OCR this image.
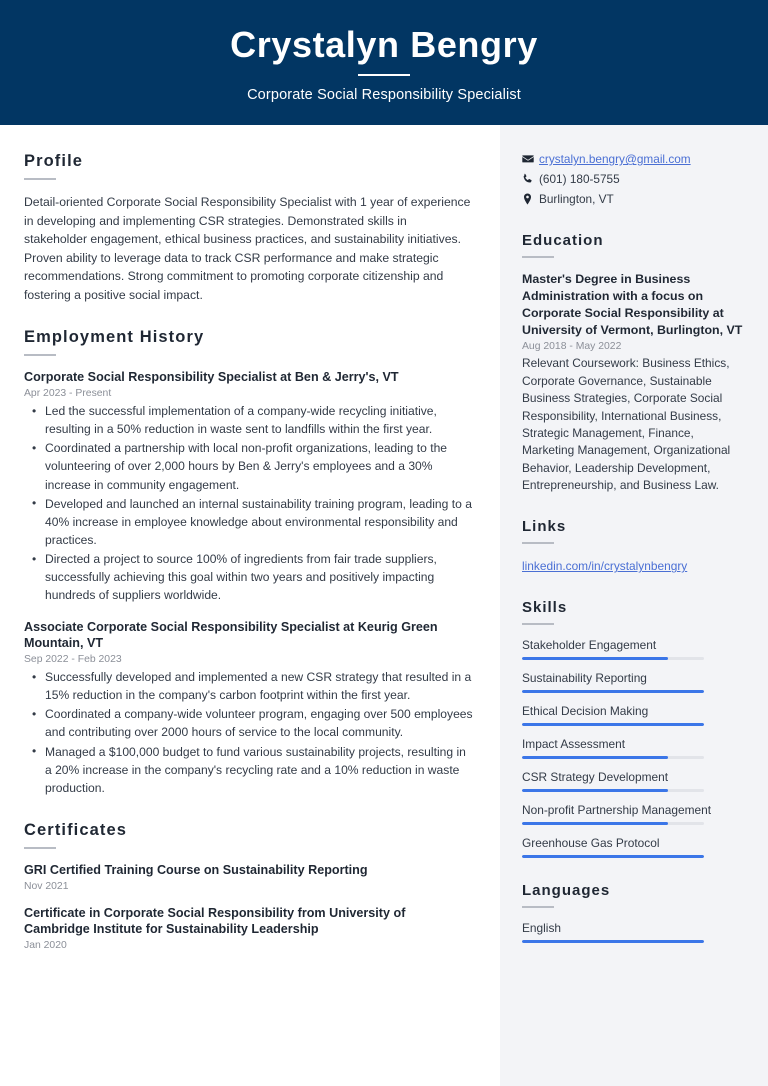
Crystalyn Bengry
Corporate Social Responsibility Specialist
Profile
Detail-oriented Corporate Social Responsibility Specialist with 1 year of experience in developing and implementing CSR strategies. Demonstrated skills in stakeholder engagement, ethical business practices, and sustainability initiatives. Proven ability to leverage data to track CSR performance and make strategic recommendations. Strong commitment to promoting corporate citizenship and fostering a positive social impact.
Employment History
Corporate Social Responsibility Specialist at Ben & Jerry's, VT
Apr 2023 - Present
• Led the successful implementation of a company-wide recycling initiative, resulting in a 50% reduction in waste sent to landfills within the first year.
• Coordinated a partnership with local non-profit organizations, leading to the volunteering of over 2,000 hours by Ben & Jerry's employees and a 30% increase in community engagement.
• Developed and launched an internal sustainability training program, leading to a 40% increase in employee knowledge about environmental responsibility and practices.
• Directed a project to source 100% of ingredients from fair trade suppliers, successfully achieving this goal within two years and positively impacting hundreds of suppliers worldwide.
Associate Corporate Social Responsibility Specialist at Keurig Green Mountain, VT
Sep 2022 - Feb 2023
• Successfully developed and implemented a new CSR strategy that resulted in a 15% reduction in the company's carbon footprint within the first year.
• Coordinated a company-wide volunteer program, engaging over 500 employees and contributing over 2000 hours of service to the local community.
• Managed a $100,000 budget to fund various sustainability projects, resulting in a 20% increase in the company's recycling rate and a 10% reduction in waste production.
Certificates
GRI Certified Training Course on Sustainability Reporting
Nov 2021
Certificate in Corporate Social Responsibility from University of Cambridge Institute for Sustainability Leadership
Jan 2020
crystalyn.bengry@gmail.com
(601) 180-5755
Burlington, VT
Education
Master's Degree in Business Administration with a focus on Corporate Social Responsibility at University of Vermont, Burlington, VT
Aug 2018 - May 2022
Relevant Coursework: Business Ethics, Corporate Governance, Sustainable Business Strategies, Corporate Social Responsibility, International Business, Strategic Management, Finance, Marketing Management, Organizational Behavior, Leadership Development, Entrepreneurship, and Business Law.
Links
linkedin.com/in/crystalynbengry
Skills
Stakeholder Engagement
Sustainability Reporting
Ethical Decision Making
Impact Assessment
CSR Strategy Development
Non-profit Partnership Management
Greenhouse Gas Protocol
Languages
English
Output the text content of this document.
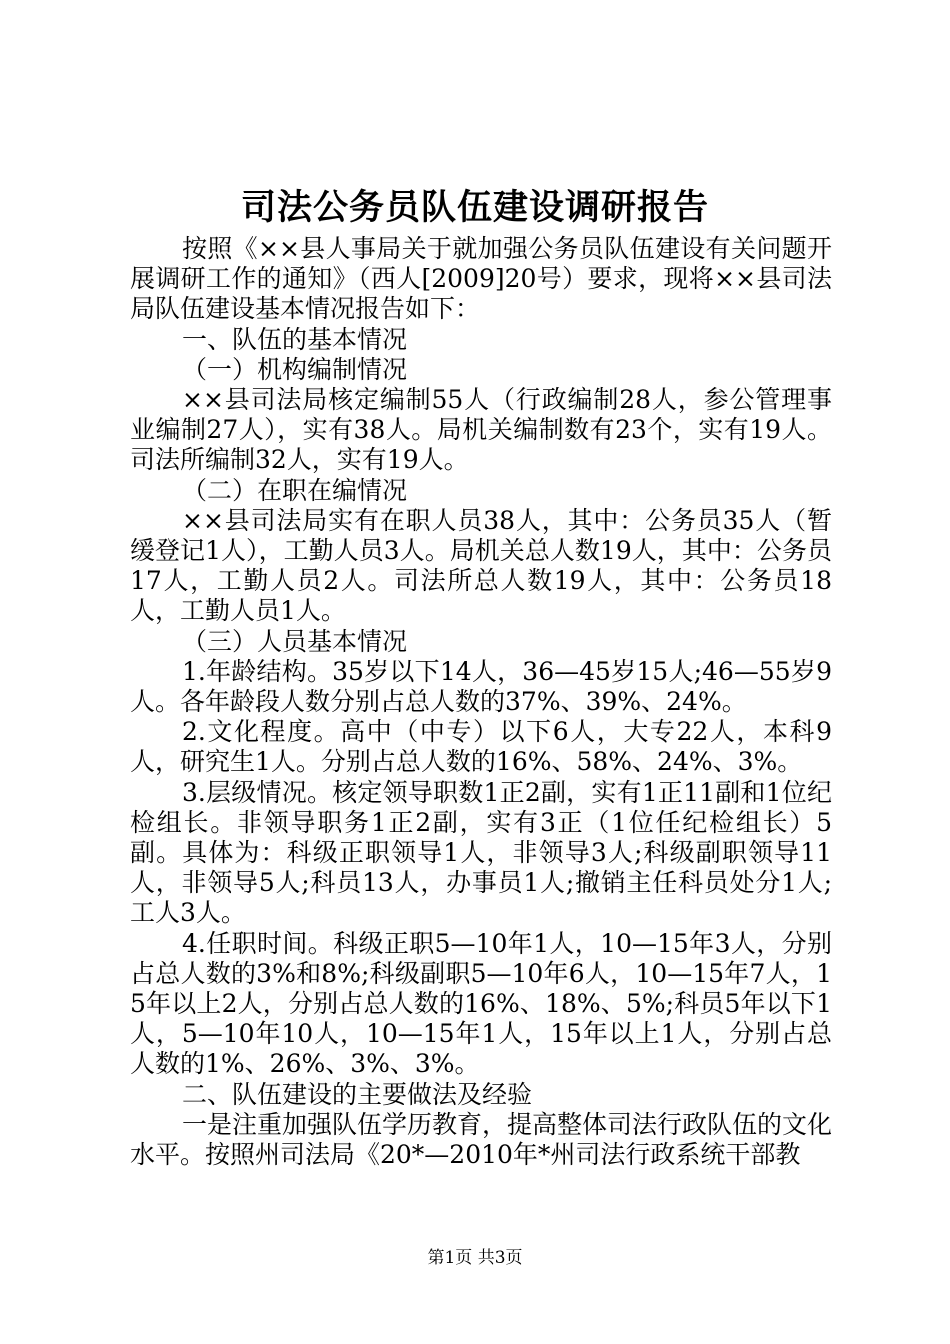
司法公务员队伍建设调研报告

按照《××县人事局关于就加强公务员队伍建设有关问题开展调研工作的通知》（西人[2009]20号）要求，现将××县司法局队伍建设基本情况报告如下：

一、队伍的基本情况

（一）机构编制情况

××县司法局核定编制55人（行政编制28人，参公管理事业编制27人），实有38人。局机关编制数有23个，实有19人。司法所编制32人，实有19人。

（二）在职在编情况

××县司法局实有在职人员38人，其中：公务员35人（暂缓登记1人），工勤人员3人。局机关总人数19人，其中：公务员17人，工勤人员2人。司法所总人数19人，其中：公务员18人，工勤人员1人。

（三）人员基本情况

1.年龄结构。35岁以下14人，36—45岁15人;46—55岁9人。各年龄段人数分别占总人数的37%、39%、24%。

2.文化程度。高中（中专）以下6人，大专22人，本科9人，研究生1人。分别占总人数的16%、58%、24%、3%。

3.层级情况。核定领导职数1正2副，实有1正11副和1位纪检组长。非领导职务1正2副，实有3正（1位任纪检组长）5副。具体为：科级正职领导1人，非领导3人;科级副职领导11人，非领导5人;科员13人，办事员1人;撤销主任科员处分1人;工人3人。

4.任职时间。科级正职5—10年1人，10—15年3人，分别占总人数的3%和8%;科级副职5—10年6人，10—15年7人，15年以上2人，分别占总人数的16%、18%、5%;科员5年以下1人，5—10年10人，10—15年1人，15年以上1人，分别占总人数的1%、26%、3%、3%。

二、队伍建设的主要做法及经验

一是注重加强队伍学历教育，提高整体司法行政队伍的文化水平。按照州司法局《20*—2010年*州司法行政系统干部教

第1页 共3页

--*--

## WRITTEN EXERCISE
In the data above, find the line with "Output the text content of this document." and repeat it and every line after it through the end, exactly; leave the pictures out.

## FINISHED EXERCISE
Output the text content of this document.
司法公务员队伍建设调研报告

按照《××县人事局关于就加强公务员队伍建设有关问题开展调研工作的通知》（西人[2009]20号）要求，现将××县司法局队伍建设基本情况报告如下：

一、队伍的基本情况

（一）机构编制情况

××县司法局核定编制55人（行政编制28人，参公管理事业编制27人），实有38人。局机关编制数有23个，实有19人。司法所编制32人，实有19人。

（二）在职在编情况

××县司法局实有在职人员38人，其中：公务员35人（暂缓登记1人），工勤人员3人。局机关总人数19人，其中：公务员17人，工勤人员2人。司法所总人数19人，其中：公务员18人，工勤人员1人。

（三）人员基本情况

1.年龄结构。35岁以下14人，36—45岁15人;46—55岁9人。各年龄段人数分别占总人数的37%、39%、24%。

2.文化程度。高中（中专）以下6人，大专22人，本科9人，研究生1人。分别占总人数的16%、58%、24%、3%。

3.层级情况。核定领导职数1正2副，实有1正11副和1位纪检组长。非领导职务1正2副，实有3正（1位任纪检组长）5副。具体为：科级正职领导1人，非领导3人;科级副职领导11人，非领导5人;科员13人，办事员1人;撤销主任科员处分1人;工人3人。

4.任职时间。科级正职5—10年1人，10—15年3人，分别占总人数的3%和8%;科级副职5—10年6人，10—15年7人，15年以上2人，分别占总人数的16%、18%、5%;科员5年以下1人，5—10年10人，10—15年1人，15年以上1人，分别占总人数的1%、26%、3%、3%。

二、队伍建设的主要做法及经验

一是注重加强队伍学历教育，提高整体司法行政队伍的文化水平。按照州司法局《20*—2010年*州司法行政系统干部教

第1页 共3页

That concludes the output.